Data items:

★ ★ ★

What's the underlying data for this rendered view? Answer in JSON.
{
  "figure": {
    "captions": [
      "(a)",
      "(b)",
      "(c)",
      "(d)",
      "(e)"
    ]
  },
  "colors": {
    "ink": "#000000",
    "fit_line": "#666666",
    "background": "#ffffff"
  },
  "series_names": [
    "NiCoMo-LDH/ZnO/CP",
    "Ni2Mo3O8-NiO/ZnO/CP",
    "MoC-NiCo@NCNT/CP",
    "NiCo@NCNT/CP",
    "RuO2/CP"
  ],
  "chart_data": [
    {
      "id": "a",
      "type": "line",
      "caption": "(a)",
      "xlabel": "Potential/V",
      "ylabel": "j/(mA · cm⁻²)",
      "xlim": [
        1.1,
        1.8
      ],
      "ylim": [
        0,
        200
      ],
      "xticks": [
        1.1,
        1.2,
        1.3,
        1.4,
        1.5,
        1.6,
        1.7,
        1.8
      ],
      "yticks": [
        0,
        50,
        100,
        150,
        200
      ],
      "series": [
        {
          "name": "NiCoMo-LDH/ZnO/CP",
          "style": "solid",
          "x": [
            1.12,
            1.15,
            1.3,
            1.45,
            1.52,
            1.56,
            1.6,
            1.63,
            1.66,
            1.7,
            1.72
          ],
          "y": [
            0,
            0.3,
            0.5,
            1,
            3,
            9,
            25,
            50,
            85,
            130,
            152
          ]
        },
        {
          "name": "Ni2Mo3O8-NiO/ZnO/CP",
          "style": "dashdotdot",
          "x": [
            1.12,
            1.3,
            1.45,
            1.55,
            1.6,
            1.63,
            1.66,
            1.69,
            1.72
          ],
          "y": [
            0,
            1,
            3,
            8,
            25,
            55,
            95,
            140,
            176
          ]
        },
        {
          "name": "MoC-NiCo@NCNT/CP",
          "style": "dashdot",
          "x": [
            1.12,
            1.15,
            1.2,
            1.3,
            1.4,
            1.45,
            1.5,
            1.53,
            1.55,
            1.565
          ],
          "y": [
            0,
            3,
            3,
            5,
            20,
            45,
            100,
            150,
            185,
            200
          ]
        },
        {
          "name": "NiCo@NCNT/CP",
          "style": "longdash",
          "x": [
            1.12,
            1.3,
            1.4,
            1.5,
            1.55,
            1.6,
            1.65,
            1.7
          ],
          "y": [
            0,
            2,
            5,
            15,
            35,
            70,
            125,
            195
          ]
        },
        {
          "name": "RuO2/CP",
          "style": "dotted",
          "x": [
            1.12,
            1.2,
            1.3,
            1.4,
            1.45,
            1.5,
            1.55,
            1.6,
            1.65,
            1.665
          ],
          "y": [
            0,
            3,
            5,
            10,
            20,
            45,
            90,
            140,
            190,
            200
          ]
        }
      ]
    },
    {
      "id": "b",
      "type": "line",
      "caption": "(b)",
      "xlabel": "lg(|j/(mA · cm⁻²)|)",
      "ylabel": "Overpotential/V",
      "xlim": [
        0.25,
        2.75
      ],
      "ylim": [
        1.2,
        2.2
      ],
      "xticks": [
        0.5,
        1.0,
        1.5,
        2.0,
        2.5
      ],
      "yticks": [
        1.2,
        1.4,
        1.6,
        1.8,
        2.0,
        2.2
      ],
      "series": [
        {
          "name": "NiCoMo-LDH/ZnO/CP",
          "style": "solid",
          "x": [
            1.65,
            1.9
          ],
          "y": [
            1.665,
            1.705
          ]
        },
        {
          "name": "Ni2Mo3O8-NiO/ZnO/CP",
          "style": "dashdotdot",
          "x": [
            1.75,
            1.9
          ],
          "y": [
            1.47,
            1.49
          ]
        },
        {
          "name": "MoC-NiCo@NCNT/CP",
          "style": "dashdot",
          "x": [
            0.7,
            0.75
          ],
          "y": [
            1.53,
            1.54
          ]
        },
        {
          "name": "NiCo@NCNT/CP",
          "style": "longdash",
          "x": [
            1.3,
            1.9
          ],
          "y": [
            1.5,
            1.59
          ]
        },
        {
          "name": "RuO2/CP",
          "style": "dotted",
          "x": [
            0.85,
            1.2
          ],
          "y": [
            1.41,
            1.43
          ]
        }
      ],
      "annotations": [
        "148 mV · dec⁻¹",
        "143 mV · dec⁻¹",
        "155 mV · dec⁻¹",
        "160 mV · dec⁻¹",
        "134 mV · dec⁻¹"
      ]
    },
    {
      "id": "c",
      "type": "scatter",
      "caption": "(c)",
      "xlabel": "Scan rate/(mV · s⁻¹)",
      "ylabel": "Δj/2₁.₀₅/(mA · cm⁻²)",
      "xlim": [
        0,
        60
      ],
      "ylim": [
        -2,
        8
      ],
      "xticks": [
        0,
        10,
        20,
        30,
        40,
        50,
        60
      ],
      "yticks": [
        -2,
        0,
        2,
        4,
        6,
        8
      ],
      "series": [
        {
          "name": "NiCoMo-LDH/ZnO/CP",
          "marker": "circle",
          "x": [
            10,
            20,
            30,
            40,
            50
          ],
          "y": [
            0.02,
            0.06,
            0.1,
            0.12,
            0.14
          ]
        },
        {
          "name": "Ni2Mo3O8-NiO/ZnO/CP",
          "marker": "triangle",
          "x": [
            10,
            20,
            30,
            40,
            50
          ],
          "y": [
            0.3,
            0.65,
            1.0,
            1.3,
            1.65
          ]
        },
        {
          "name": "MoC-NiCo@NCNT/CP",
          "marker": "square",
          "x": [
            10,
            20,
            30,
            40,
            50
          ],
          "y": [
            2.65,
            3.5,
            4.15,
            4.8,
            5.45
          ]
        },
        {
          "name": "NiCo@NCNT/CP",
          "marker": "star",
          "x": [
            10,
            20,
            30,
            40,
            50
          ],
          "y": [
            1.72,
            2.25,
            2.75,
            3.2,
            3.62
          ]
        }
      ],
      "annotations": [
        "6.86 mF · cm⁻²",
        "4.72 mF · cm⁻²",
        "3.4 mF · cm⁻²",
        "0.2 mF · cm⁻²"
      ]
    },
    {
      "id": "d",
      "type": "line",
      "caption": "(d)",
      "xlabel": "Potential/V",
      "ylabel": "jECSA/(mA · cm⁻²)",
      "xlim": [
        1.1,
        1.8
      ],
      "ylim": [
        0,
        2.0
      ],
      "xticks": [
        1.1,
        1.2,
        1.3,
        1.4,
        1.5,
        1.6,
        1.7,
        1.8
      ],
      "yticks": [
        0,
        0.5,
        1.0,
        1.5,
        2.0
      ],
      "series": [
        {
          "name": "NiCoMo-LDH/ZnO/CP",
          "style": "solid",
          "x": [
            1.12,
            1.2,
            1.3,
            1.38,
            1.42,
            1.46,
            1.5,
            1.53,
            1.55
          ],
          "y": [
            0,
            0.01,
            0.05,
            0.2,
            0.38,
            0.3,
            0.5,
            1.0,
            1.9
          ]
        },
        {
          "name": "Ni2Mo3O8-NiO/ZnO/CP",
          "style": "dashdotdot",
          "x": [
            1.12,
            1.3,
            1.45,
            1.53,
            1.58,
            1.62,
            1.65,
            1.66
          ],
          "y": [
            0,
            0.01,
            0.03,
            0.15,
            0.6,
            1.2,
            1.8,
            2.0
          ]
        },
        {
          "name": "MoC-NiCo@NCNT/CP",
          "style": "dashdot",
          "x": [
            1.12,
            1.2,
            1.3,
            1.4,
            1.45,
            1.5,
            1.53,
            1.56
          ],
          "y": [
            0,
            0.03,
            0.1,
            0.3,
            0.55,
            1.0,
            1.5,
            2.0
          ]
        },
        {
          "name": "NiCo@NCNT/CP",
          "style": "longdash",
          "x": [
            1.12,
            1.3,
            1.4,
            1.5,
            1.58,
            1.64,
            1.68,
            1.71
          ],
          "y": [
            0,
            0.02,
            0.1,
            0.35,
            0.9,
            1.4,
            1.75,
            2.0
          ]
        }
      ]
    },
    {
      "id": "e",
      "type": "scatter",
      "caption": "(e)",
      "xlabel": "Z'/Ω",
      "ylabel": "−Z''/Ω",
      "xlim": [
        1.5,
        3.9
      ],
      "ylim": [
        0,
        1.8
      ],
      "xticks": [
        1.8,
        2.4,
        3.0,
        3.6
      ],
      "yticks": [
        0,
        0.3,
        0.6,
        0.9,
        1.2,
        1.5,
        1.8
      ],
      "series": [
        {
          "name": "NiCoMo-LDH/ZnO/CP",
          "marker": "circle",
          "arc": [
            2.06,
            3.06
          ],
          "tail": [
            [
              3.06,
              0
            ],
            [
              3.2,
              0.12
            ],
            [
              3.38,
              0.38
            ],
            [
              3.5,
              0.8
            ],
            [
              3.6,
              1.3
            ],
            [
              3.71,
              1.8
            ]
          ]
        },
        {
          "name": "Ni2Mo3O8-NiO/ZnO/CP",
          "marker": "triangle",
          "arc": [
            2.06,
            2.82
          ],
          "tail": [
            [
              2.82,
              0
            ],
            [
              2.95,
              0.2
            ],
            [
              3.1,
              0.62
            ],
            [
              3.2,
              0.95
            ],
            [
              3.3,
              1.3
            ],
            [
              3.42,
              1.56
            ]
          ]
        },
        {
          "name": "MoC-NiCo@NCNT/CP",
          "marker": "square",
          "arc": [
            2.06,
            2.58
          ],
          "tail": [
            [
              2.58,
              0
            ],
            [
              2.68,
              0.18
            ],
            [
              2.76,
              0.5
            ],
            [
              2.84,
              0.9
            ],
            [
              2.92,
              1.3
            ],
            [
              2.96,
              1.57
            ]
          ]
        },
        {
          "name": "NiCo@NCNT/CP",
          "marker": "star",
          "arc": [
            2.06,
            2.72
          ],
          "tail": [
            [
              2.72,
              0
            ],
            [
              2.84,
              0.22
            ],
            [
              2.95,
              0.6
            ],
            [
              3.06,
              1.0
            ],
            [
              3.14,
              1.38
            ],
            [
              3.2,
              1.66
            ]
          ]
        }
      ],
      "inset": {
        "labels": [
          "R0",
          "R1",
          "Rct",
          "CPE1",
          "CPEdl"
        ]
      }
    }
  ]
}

★ ★ ★

**AIM OF THE TASK**:
Which lines above hold the word "xlabel"? Copy each of them.

**THE OUTPUT**:
      "xlabel": "Potential/V",
      "xlabel": "lg(|j/(mA · cm⁻²)|)",
      "xlabel": "Scan rate/(mV · s⁻¹)",
      "xlabel": "Potential/V",
      "xlabel": "Z'/Ω",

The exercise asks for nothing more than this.